▶ Do this
Write out the entire listing below exactly as it appears, minus any pictures.

Entries with figure data
** start **

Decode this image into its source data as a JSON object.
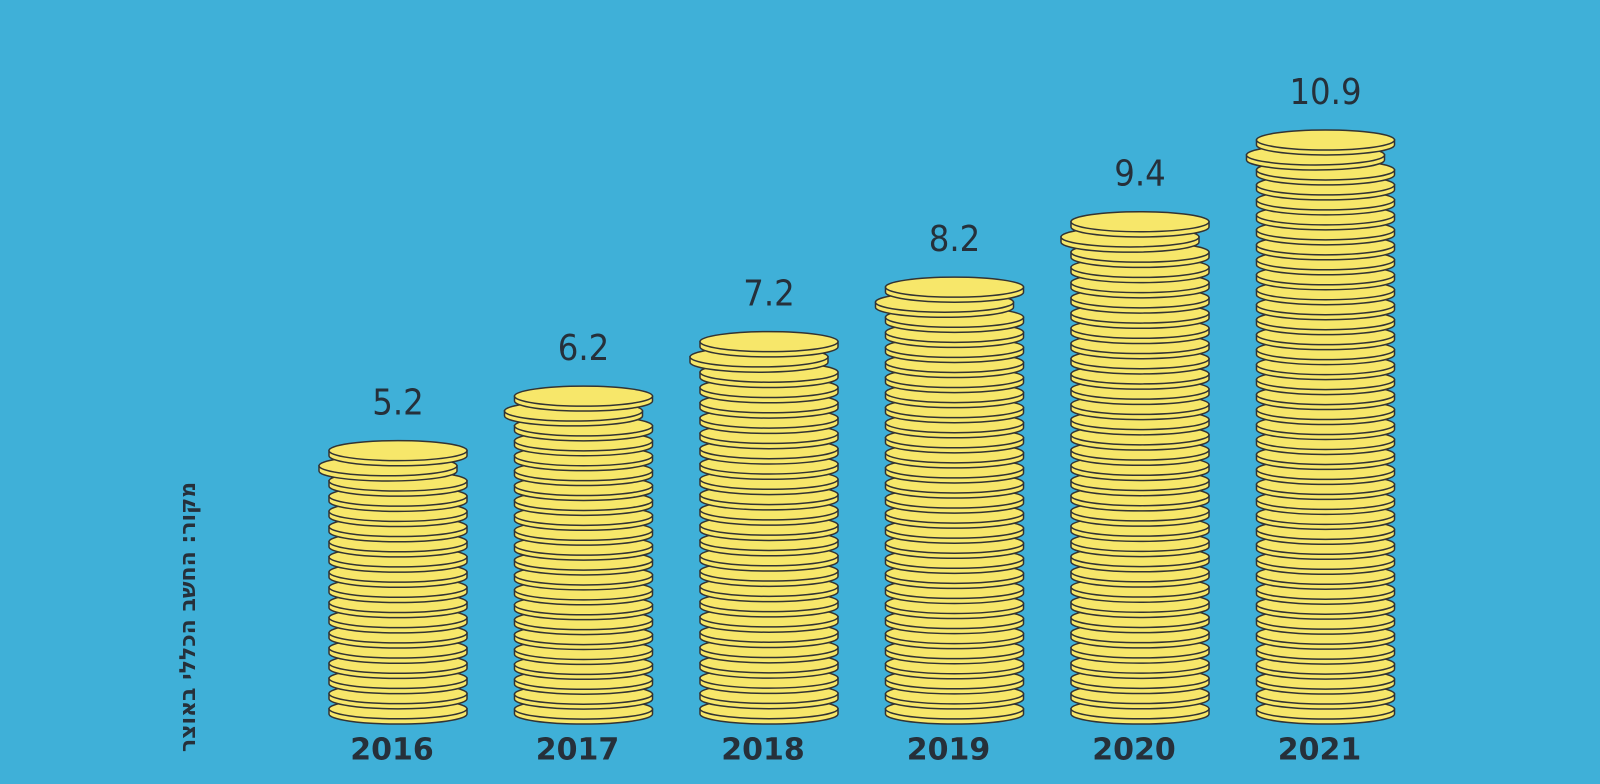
{
  "chart_data": {
    "type": "bar",
    "categories": [
      "2016",
      "2017",
      "2018",
      "2019",
      "2020",
      "2021"
    ],
    "values": [
      5.2,
      6.2,
      7.2,
      8.2,
      9.4,
      10.9
    ],
    "color": "#f7e76a",
    "source": "מקור: החשב הכללי באוצר"
  }
}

** end **

▶ Solution to this problem
Decode this image into its source data as a JSON object.
{
  "chart_data": {
    "type": "bar",
    "categories": [
      "2016",
      "2017",
      "2018",
      "2019",
      "2020",
      "2021"
    ],
    "values": [
      5.2,
      6.2,
      7.2,
      8.2,
      9.4,
      10.9
    ],
    "color": "#f7e76a",
    "source": "מקור: החשב הכללי באוצר"
  }
}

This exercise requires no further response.